Source:
************
More readers each day!


:)

Hopefully this will be my last time.


I'm going to concentrate on my puzzle pirates now. My mates need me! :)

Tuesday, October 25, 2005

I slept for 3hours at 7am in the morning.

I need sleep.


Went to bed in the morning at 7am.
My brothers were preparing to go to school.

woke up at ard 10am.
Now it's the next day's 1.20am.


I'm dying soon.




My body is freaking weak now.
No energy.
I'm so hungry. :(


Arh...
Why today's entry so "boring"?




Because a little bird told me to keep low profile.
Write as little as I can.
So as not to make so many mistakes.



arh.
crap.


I'm going to bed.

Monday, October 24, 2005

Xia Xue kena attacked.

this is so unfair.
Xia Xue's most recent post: Before we take credibility for his words, we must first question his motives.


I pity voxy.
They will lose many many potential customers.
(me included.)
Stopping the endorsement because of a couple of emails does not make them look good at all.
In fact, I'm pretty sure, many teenagers who are hoping to have their nails done at voxy during the school holidays, would have changed their minds.
************
Dataset content:
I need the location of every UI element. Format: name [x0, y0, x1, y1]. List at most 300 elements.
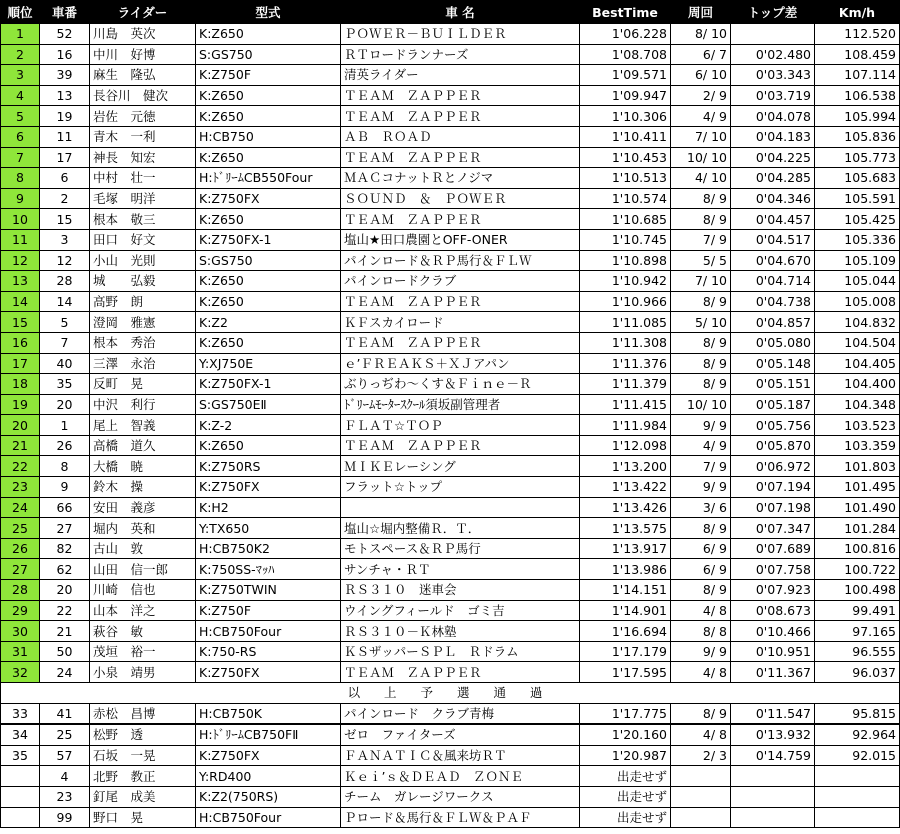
************
Goal: Pick up the blog text after its last sentence and continue it in the same voice.

Task result:
I say it's a bad move.


It's not like Xia Xue changed into another person suddenly.
Xia Xue is still Xia Xue.
& I like her pretty hair, nails and sense of humour.


From day 1, when they got her to endorse their service, they knew how she is.
and they do know of those many proclaimed XX-haters.
(some of these "proclaimed xx-haters", are secret fans of hers.)
[They are too shy to admit that they like Xiaxue.. :)]

If another company steps in now to hire Xia Xue.
That company would have instant good image.
Why?


Voxy created the image that they are very image conscious.
As a potential customer, I see them as a company who would choose to serve only the better well-off. If I were to wear my old clothes there, they might even ask me to away.

The new company who shows XiaXue that they support her even in this time of "difficulties" for her. Is actually telling the world that they,
provide services/products to normal people with flaws.
They, provide great understanding to their "customers".
Doesn't care about if you are from middle-class family, if you're a ah lian or just another teenage schoolgirl.

2 different image.
If I have the money, I would go do my hair at Kimage & buy the tees from Loacalbrand.
They are the ones who didn't fringe when ppl starts questioning their choice of ambassadors.

I salute them. :)


And to those who attacked Wendy's income.
I feel so ashamed to be called a human being.
If aliens can see our every move, they would be laughing till their antennas drop off now. :P

(it's freaking 4.20am now.)

bad mood? pms?

The paragraph below is in small print because it's not for mummy and daddy to see.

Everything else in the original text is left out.